→ **Task statement**
Each record must be retyped in full. No character may differ.

═══ Given records

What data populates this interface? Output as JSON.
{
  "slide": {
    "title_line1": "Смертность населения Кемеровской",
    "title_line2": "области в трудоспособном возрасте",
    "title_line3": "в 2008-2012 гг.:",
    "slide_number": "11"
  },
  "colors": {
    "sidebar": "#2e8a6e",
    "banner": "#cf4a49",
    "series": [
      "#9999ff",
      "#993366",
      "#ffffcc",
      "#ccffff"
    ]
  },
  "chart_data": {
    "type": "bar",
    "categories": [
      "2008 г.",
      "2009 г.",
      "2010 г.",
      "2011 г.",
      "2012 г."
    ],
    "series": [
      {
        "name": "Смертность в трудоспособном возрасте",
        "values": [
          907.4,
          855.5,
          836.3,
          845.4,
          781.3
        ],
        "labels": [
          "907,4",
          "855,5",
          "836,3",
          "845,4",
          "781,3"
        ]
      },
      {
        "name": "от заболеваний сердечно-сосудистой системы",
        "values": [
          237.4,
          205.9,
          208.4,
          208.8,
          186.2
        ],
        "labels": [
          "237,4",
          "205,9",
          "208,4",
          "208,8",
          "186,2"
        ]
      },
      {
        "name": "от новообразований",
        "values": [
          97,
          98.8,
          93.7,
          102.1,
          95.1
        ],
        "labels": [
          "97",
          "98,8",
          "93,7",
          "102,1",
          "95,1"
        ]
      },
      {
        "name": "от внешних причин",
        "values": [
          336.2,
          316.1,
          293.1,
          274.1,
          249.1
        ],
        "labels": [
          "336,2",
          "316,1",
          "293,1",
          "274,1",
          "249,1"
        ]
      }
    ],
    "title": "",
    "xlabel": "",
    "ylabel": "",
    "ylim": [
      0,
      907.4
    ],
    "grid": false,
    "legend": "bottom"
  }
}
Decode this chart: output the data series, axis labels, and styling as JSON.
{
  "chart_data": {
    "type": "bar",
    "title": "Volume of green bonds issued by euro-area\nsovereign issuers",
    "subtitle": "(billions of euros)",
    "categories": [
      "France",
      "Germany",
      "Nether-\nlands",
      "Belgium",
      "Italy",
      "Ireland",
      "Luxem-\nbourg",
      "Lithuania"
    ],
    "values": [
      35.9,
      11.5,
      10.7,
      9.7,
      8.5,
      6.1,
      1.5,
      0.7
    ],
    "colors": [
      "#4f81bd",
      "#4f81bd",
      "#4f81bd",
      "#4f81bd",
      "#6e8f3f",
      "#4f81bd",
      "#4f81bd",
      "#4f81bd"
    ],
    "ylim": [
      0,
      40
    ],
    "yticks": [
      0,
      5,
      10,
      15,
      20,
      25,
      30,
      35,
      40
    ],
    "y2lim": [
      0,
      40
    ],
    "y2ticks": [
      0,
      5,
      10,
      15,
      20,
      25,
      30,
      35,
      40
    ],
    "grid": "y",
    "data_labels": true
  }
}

══════

→ **Answer to this problem**
What data populates this interface? Output as JSON.
{
  "slide": {
    "title_line1": "Смертность населения Кемеровской",
    "title_line2": "области в трудоспособном возрасте",
    "title_line3": "в 2008-2012 гг.:",
    "slide_number": "11"
  },
  "colors": {
    "sidebar": "#2e8a6e",
    "banner": "#cf4a49",
    "series": [
      "#9999ff",
      "#993366",
      "#ffffcc",
      "#ccffff"
    ]
  },
  "chart_data": {
    "type": "bar",
    "categories": [
      "2008 г.",
      "2009 г.",
      "2010 г.",
      "2011 г.",
      "2012 г."
    ],
    "series": [
      {
        "name": "Смертность в трудоспособном возрасте",
        "values": [
          907.4,
          855.5,
          836.3,
          845.4,
          781.3
        ],
        "labels": [
          "907,4",
          "855,5",
          "836,3",
          "845,4",
          "781,3"
        ]
      },
      {
        "name": "от заболеваний сердечно-сосудистой системы",
        "values": [
          237.4,
          205.9,
          208.4,
          208.8,
          186.2
        ],
        "labels": [
          "237,4",
          "205,9",
          "208,4",
          "208,8",
          "186,2"
        ]
      },
      {
        "name": "от новообразований",
        "values": [
          97,
          98.8,
          93.7,
          102.1,
          95.1
        ],
        "labels": [
          "97",
          "98,8",
          "93,7",
          "102,1",
          "95,1"
        ]
      },
      {
        "name": "от внешних причин",
        "values": [
          336.2,
          316.1,
          293.1,
          274.1,
          249.1
        ],
        "labels": [
          "336,2",
          "316,1",
          "293,1",
          "274,1",
          "249,1"
        ]
      }
    ],
    "title": "",
    "xlabel": "",
    "ylabel": "",
    "ylim": [
      0,
      907.4
    ],
    "grid": false,
    "legend": "bottom"
  }
}
Decode this chart: output the data series, axis labels, and styling as JSON.
{
  "chart_data": {
    "type": "bar",
    "title": "Volume of green bonds issued by euro-area\nsovereign issuers",
    "subtitle": "(billions of euros)",
    "categories": [
      "France",
      "Germany",
      "Nether-\nlands",
      "Belgium",
      "Italy",
      "Ireland",
      "Luxem-\nbourg",
      "Lithuania"
    ],
    "values": [
      35.9,
      11.5,
      10.7,
      9.7,
      8.5,
      6.1,
      1.5,
      0.7
    ],
    "colors": [
      "#4f81bd",
      "#4f81bd",
      "#4f81bd",
      "#4f81bd",
      "#6e8f3f",
      "#4f81bd",
      "#4f81bd",
      "#4f81bd"
    ],
    "ylim": [
      0,
      40
    ],
    "yticks": [
      0,
      5,
      10,
      15,
      20,
      25,
      30,
      35,
      40
    ],
    "y2lim": [
      0,
      40
    ],
    "y2ticks": [
      0,
      5,
      10,
      15,
      20,
      25,
      30,
      35,
      40
    ],
    "grid": "y",
    "data_labels": true
  }
}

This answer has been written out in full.